-- WHAT THE TASK REQUIRES --
Can you reproduce the items below, swapping each "optical-band" for "optical-branch" and leaving everything else unchanged? Omit the pictures from your answer.

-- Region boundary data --
-- begin --
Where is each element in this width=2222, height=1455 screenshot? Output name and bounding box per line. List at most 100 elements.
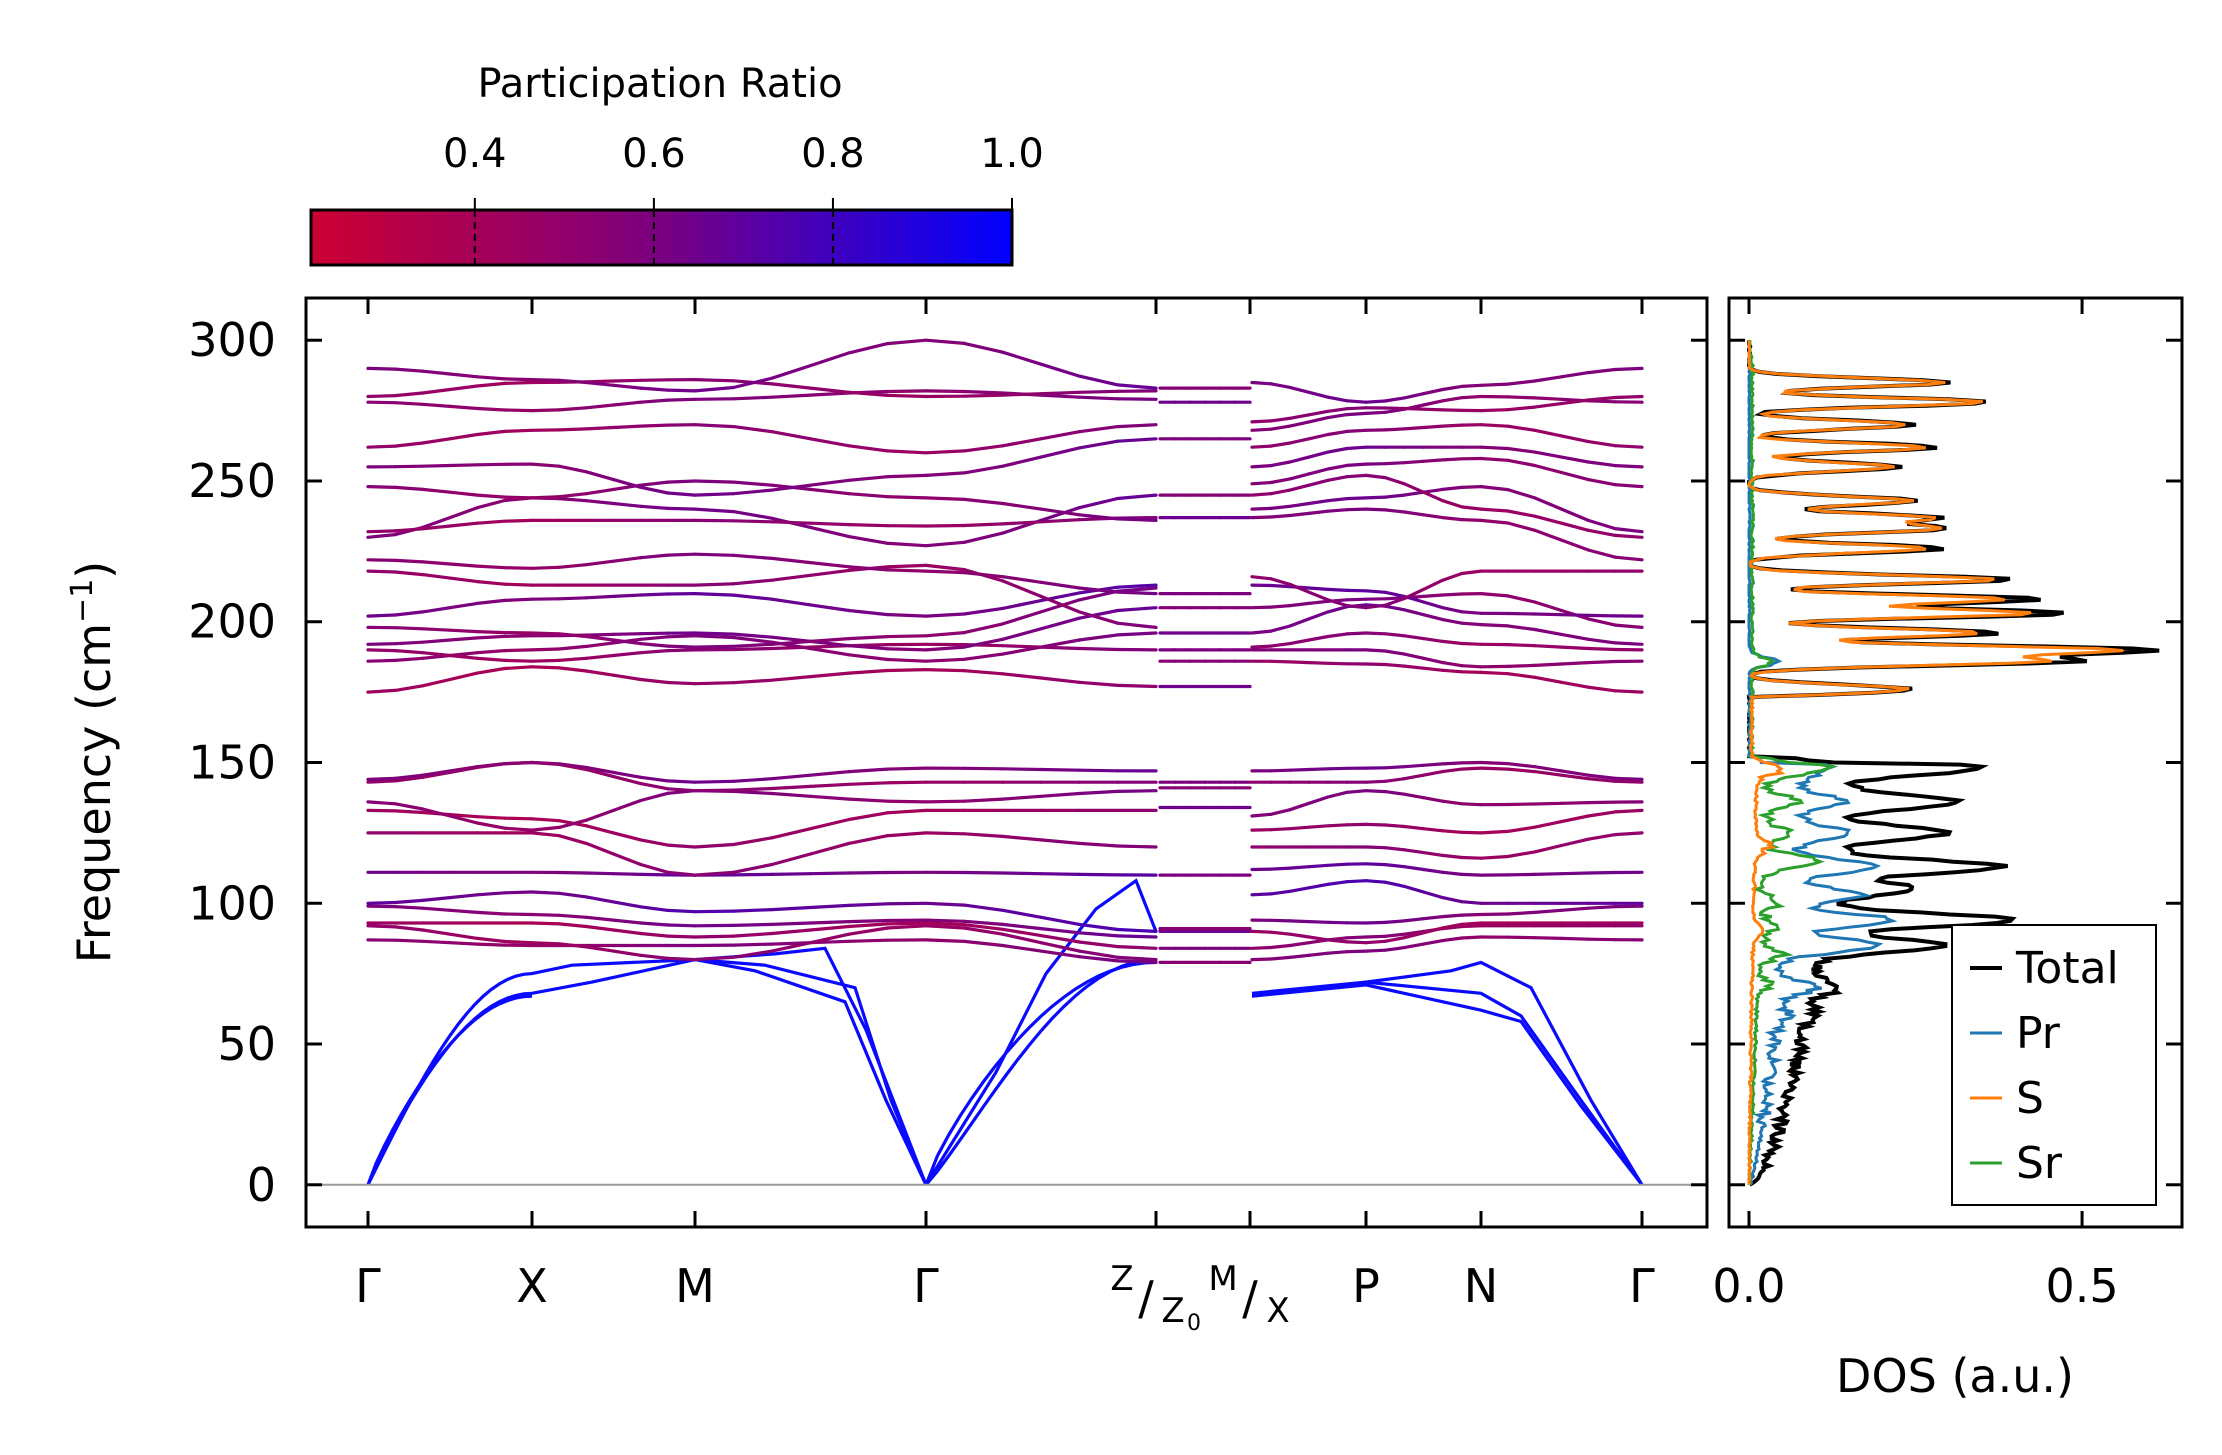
- optical-band: [1326, 475, 1349, 482]
- optical-band: [962, 341, 1005, 354]
- dos-lines: [1746, 339, 2160, 1187]
- optical-band: [584, 915, 616, 922]
- optical-band: [1001, 834, 1043, 842]
- optical-band: [1364, 603, 1387, 610]
- optical-band: [1307, 767, 1330, 772]
- optical-band: [693, 634, 736, 640]
- optical-band: [557, 870, 588, 875]
- optical-band: [1077, 395, 1120, 401]
- optical-band: [1441, 761, 1464, 766]
- optical-band: [1533, 765, 1564, 773]
- colorbar-tick-label: 0.4: [443, 131, 507, 177]
- optical-band: [847, 834, 890, 846]
- optical-band: [1421, 513, 1445, 520]
- optical-band: [503, 582, 534, 587]
- band-ytick-label: 50: [217, 1017, 276, 1071]
- optical-band: [393, 904, 425, 910]
- xtick-label-gamma-1: Γ: [355, 1259, 381, 1313]
- optical-band: [1326, 862, 1349, 867]
- colorbar: Participation Ratio 0.4 0.6 0.8 1.0: [309, 61, 1044, 267]
- colorbar-tick-label: 1.0: [980, 131, 1044, 177]
- optical-band: [847, 475, 890, 482]
- optical-band: [770, 674, 813, 682]
- optical-band: [1402, 865, 1426, 872]
- optical-band: [1559, 814, 1590, 824]
- optical-band: [808, 386, 851, 394]
- optical-band: [393, 570, 425, 577]
- optical-band: [1383, 476, 1406, 486]
- optical-band: [1506, 663, 1537, 669]
- xtick-label-break-slash-2: /: [1242, 1271, 1258, 1325]
- optical-band: [1421, 796, 1445, 803]
- optical-band: [1613, 533, 1644, 539]
- xtick-label-n: N: [1464, 1259, 1498, 1313]
- optical-band: [1586, 800, 1617, 805]
- optical-band: [366, 366, 397, 371]
- optical-band: [1250, 419, 1273, 424]
- optical-band: [693, 681, 736, 686]
- optical-band: [1460, 664, 1483, 669]
- optical-band: [666, 779, 697, 784]
- optical-band: [1421, 666, 1445, 672]
- optical-band: [731, 949, 774, 959]
- optical-band: [1288, 865, 1311, 870]
- optical-band: [1506, 446, 1537, 454]
- optical-band: [1402, 929, 1426, 936]
- optical-band: [1421, 487, 1445, 494]
- optical-band: [924, 338, 966, 345]
- optical-band: [1345, 428, 1368, 433]
- optical-band: [1460, 802, 1483, 807]
- optical-band: [503, 939, 534, 945]
- optical-band: [557, 378, 588, 385]
- optical-band: [693, 385, 736, 393]
- optical-band: [1116, 789, 1158, 794]
- xtick-label-m: M: [675, 1259, 715, 1313]
- optical-band: [1421, 890, 1445, 900]
- optical-band: [557, 942, 588, 949]
- optical-band: [1533, 428, 1564, 438]
- optical-band: [1269, 382, 1292, 389]
- optical-band: [1383, 427, 1406, 432]
- optical-band: [1441, 639, 1464, 646]
- optical-band: [962, 606, 1005, 616]
- optical-band: [1533, 375, 1564, 383]
- optical-band: [1559, 769, 1590, 777]
- optical-band: [885, 563, 928, 569]
- optical-band: [885, 473, 928, 479]
- optical-band: [503, 380, 534, 385]
- optical-band: [808, 903, 851, 910]
- optical-band: [1402, 459, 1426, 465]
- optical-band: [421, 437, 452, 445]
- optical-band: [1533, 801, 1564, 806]
- optical-band: [393, 656, 425, 663]
- optical-band: [1039, 838, 1081, 846]
- optical-band: [1326, 429, 1349, 437]
- optical-band: [1001, 455, 1043, 468]
- optical-band: [393, 640, 425, 646]
- optical-band: [1326, 605, 1349, 614]
- optical-band: [1402, 848, 1426, 855]
- optical-band: [475, 910, 507, 916]
- optical-band: [366, 444, 397, 449]
- optical-band: [1586, 659, 1617, 665]
- optical-band: [1506, 935, 1537, 940]
- optical-band: [1077, 955, 1120, 963]
- optical-band: [1001, 932, 1043, 945]
- optical-band: [1383, 590, 1406, 599]
- optical-band: [1288, 886, 1311, 893]
- optical-band: [448, 506, 479, 520]
- optical-band: [770, 597, 813, 607]
- optical-band: [770, 556, 813, 565]
- optical-band: [731, 519, 774, 524]
- optical-band: [731, 646, 774, 652]
- optical-band: [584, 641, 616, 649]
- y-axis-title-sup: −1: [65, 579, 100, 623]
- optical-band: [639, 862, 670, 874]
- optical-band: [770, 382, 813, 390]
- optical-band: [1269, 624, 1292, 633]
- optical-band: [666, 923, 697, 928]
- optical-band: [530, 378, 561, 382]
- optical-band: [1460, 921, 1483, 926]
- optical-band: [1001, 672, 1043, 680]
- optical-band: [731, 872, 774, 877]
-- end --
-- TASK ANSWER --
Where is each element in this width=2222, height=1455 screenshot? Output name and bounding box per line. List at most 100 elements.
- optical-branch: [1326, 475, 1349, 482]
- optical-branch: [962, 341, 1005, 354]
- dos-lines: [1746, 339, 2160, 1187]
- optical-branch: [584, 915, 616, 922]
- optical-branch: [1001, 834, 1043, 842]
- optical-branch: [1364, 603, 1387, 610]
- optical-branch: [1307, 767, 1330, 772]
- optical-branch: [693, 634, 736, 640]
- optical-branch: [557, 870, 588, 875]
- optical-branch: [1077, 395, 1120, 401]
- optical-branch: [1441, 761, 1464, 766]
- optical-branch: [1533, 765, 1564, 773]
- colorbar-tick-label: 0.4: [443, 131, 507, 177]
- optical-branch: [847, 834, 890, 846]
- optical-branch: [1421, 513, 1445, 520]
- optical-branch: [503, 582, 534, 587]
- band-ytick-label: 50: [217, 1017, 276, 1071]
- optical-branch: [393, 904, 425, 910]
- xtick-label-gamma-1: Γ: [355, 1259, 381, 1313]
- optical-branch: [1326, 862, 1349, 867]
- colorbar: Participation Ratio 0.4 0.6 0.8 1.0: [309, 61, 1044, 267]
- colorbar-tick-label: 1.0: [980, 131, 1044, 177]
- optical-branch: [847, 475, 890, 482]
- optical-branch: [770, 674, 813, 682]
- optical-branch: [1402, 865, 1426, 872]
- optical-branch: [1559, 814, 1590, 824]
- optical-branch: [808, 386, 851, 394]
- optical-branch: [393, 570, 425, 577]
- optical-branch: [1383, 476, 1406, 486]
- optical-branch: [1506, 663, 1537, 669]
- xtick-label-break-slash-2: /: [1242, 1271, 1258, 1325]
- optical-branch: [1421, 796, 1445, 803]
- optical-branch: [1613, 533, 1644, 539]
- xtick-label-n: N: [1464, 1259, 1498, 1313]
- optical-branch: [1586, 800, 1617, 805]
- optical-branch: [366, 366, 397, 371]
- optical-branch: [1250, 419, 1273, 424]
- optical-branch: [693, 681, 736, 686]
- optical-branch: [1460, 664, 1483, 669]
- optical-branch: [666, 779, 697, 784]
- optical-branch: [1421, 666, 1445, 672]
- optical-branch: [731, 949, 774, 959]
- optical-branch: [1288, 865, 1311, 870]
- optical-branch: [1506, 446, 1537, 454]
- optical-branch: [1402, 929, 1426, 936]
- optical-branch: [1421, 487, 1445, 494]
- optical-branch: [924, 338, 966, 345]
- optical-branch: [1345, 428, 1368, 433]
- optical-branch: [1460, 802, 1483, 807]
- optical-branch: [503, 939, 534, 945]
- optical-branch: [557, 378, 588, 385]
- optical-branch: [693, 385, 736, 393]
- optical-branch: [1116, 789, 1158, 794]
- xtick-label-m: M: [675, 1259, 715, 1313]
- optical-branch: [1421, 890, 1445, 900]
- optical-branch: [557, 942, 588, 949]
- optical-branch: [1533, 428, 1564, 438]
- optical-branch: [1269, 382, 1292, 389]
- optical-branch: [1383, 427, 1406, 432]
- optical-branch: [1441, 639, 1464, 646]
- optical-branch: [962, 606, 1005, 616]
- optical-branch: [1533, 375, 1564, 383]
- optical-branch: [1559, 769, 1590, 777]
- optical-branch: [885, 563, 928, 569]
- optical-branch: [885, 473, 928, 479]
- optical-branch: [503, 380, 534, 385]
- optical-branch: [808, 903, 851, 910]
- optical-branch: [1402, 459, 1426, 465]
- optical-branch: [421, 437, 452, 445]
- optical-branch: [1533, 801, 1564, 806]
- optical-branch: [393, 656, 425, 663]
- optical-branch: [1039, 838, 1081, 846]
- optical-branch: [1326, 429, 1349, 437]
- optical-branch: [1001, 455, 1043, 468]
- optical-branch: [393, 640, 425, 646]
- optical-branch: [1326, 605, 1349, 614]
- optical-branch: [1402, 848, 1426, 855]
- optical-branch: [475, 910, 507, 916]
- optical-branch: [366, 444, 397, 449]
- optical-branch: [1586, 659, 1617, 665]
- optical-branch: [1506, 935, 1537, 940]
- optical-branch: [1077, 955, 1120, 963]
- optical-branch: [1001, 932, 1043, 945]
- optical-branch: [1383, 590, 1406, 599]
- optical-branch: [1288, 886, 1311, 893]
- optical-branch: [448, 506, 479, 520]
- optical-branch: [770, 597, 813, 607]
- optical-branch: [770, 556, 813, 565]
- optical-branch: [731, 519, 774, 524]
- optical-branch: [731, 646, 774, 652]
- optical-branch: [584, 641, 616, 649]
- y-axis-title-sup: −1: [65, 579, 100, 623]
- optical-branch: [639, 862, 670, 874]
- optical-branch: [770, 382, 813, 390]
- optical-branch: [1269, 624, 1292, 633]
- optical-branch: [666, 923, 697, 928]
- optical-branch: [530, 378, 561, 382]
- optical-branch: [1460, 921, 1483, 926]
- optical-branch: [1001, 672, 1043, 680]
- optical-branch: [731, 872, 774, 877]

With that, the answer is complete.